— Aim —
Don't copy the pictures; return every other part of the records exactly.

— Input data —
** start **

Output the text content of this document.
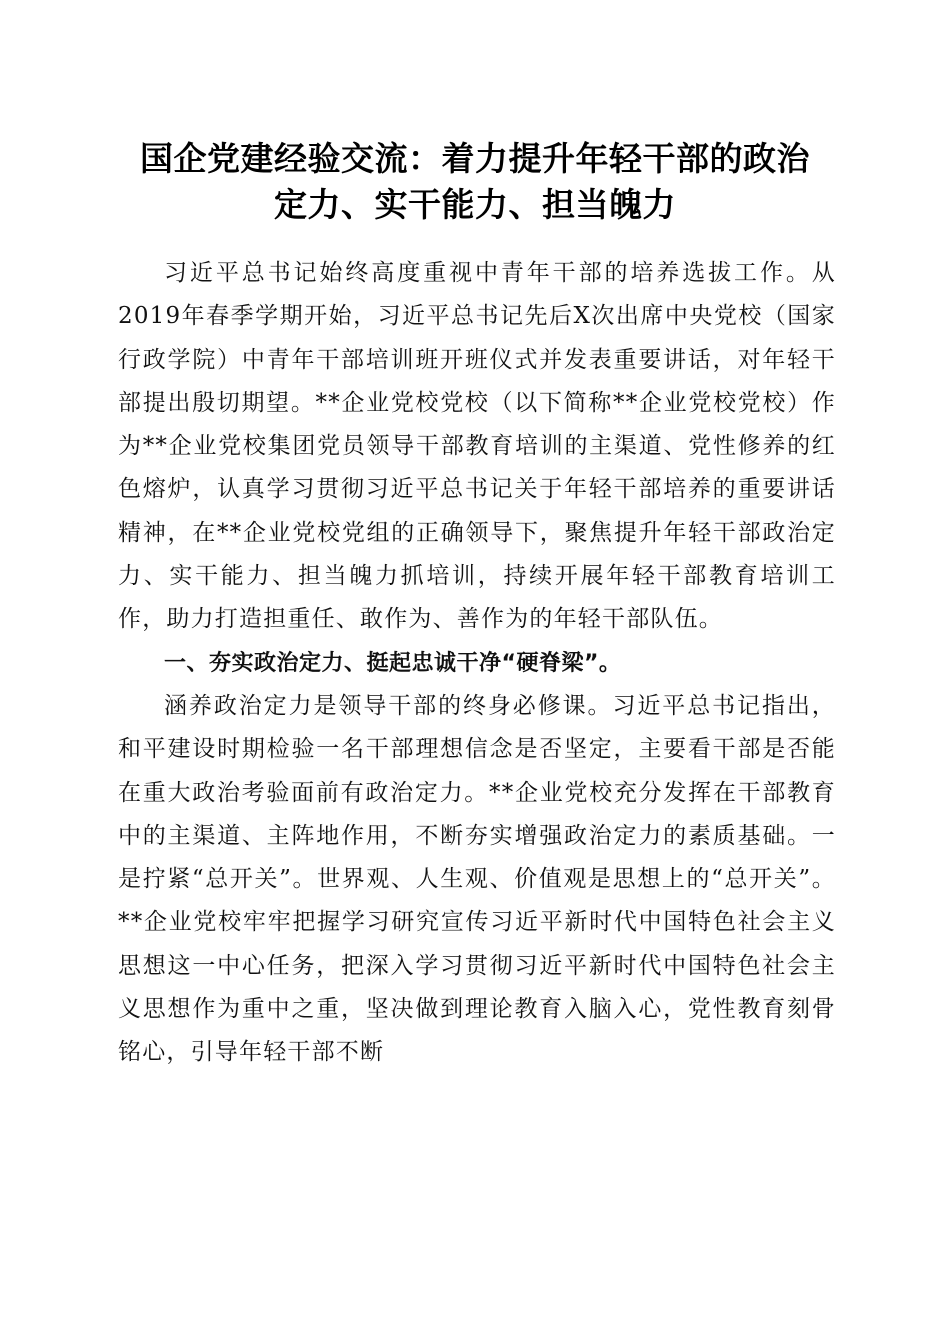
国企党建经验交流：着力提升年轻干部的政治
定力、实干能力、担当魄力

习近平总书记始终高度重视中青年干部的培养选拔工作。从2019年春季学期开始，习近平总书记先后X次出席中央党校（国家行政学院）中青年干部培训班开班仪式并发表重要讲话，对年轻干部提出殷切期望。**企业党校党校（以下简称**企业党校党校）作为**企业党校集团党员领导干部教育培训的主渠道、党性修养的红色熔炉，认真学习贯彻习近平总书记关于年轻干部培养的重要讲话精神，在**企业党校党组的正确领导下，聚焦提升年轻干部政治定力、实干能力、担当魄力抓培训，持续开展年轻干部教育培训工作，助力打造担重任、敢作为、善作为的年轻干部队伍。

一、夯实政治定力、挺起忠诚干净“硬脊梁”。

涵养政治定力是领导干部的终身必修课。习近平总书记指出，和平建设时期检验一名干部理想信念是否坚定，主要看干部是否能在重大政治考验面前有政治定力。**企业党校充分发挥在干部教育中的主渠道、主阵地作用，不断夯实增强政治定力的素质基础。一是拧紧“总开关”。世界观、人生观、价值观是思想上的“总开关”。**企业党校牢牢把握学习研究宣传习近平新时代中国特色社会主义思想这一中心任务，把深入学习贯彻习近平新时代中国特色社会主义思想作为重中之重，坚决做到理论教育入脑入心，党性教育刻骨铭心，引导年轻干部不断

** end **

— Expected answer —
Output the text content of this document.
国企党建经验交流：着力提升年轻干部的政治
定力、实干能力、担当魄力

习近平总书记始终高度重视中青年干部的培养选拔工作。从2019年春季学期开始，习近平总书记先后X次出席中央党校（国家行政学院）中青年干部培训班开班仪式并发表重要讲话，对年轻干部提出殷切期望。**企业党校党校（以下简称**企业党校党校）作为**企业党校集团党员领导干部教育培训的主渠道、党性修养的红色熔炉，认真学习贯彻习近平总书记关于年轻干部培养的重要讲话精神，在**企业党校党组的正确领导下，聚焦提升年轻干部政治定力、实干能力、担当魄力抓培训，持续开展年轻干部教育培训工作，助力打造担重任、敢作为、善作为的年轻干部队伍。

一、夯实政治定力、挺起忠诚干净“硬脊梁”。

涵养政治定力是领导干部的终身必修课。习近平总书记指出，和平建设时期检验一名干部理想信念是否坚定，主要看干部是否能在重大政治考验面前有政治定力。**企业党校充分发挥在干部教育中的主渠道、主阵地作用，不断夯实增强政治定力的素质基础。一是拧紧“总开关”。世界观、人生观、价值观是思想上的“总开关”。**企业党校牢牢把握学习研究宣传习近平新时代中国特色社会主义思想这一中心任务，把深入学习贯彻习近平新时代中国特色社会主义思想作为重中之重，坚决做到理论教育入脑入心，党性教育刻骨铭心，引导年轻干部不断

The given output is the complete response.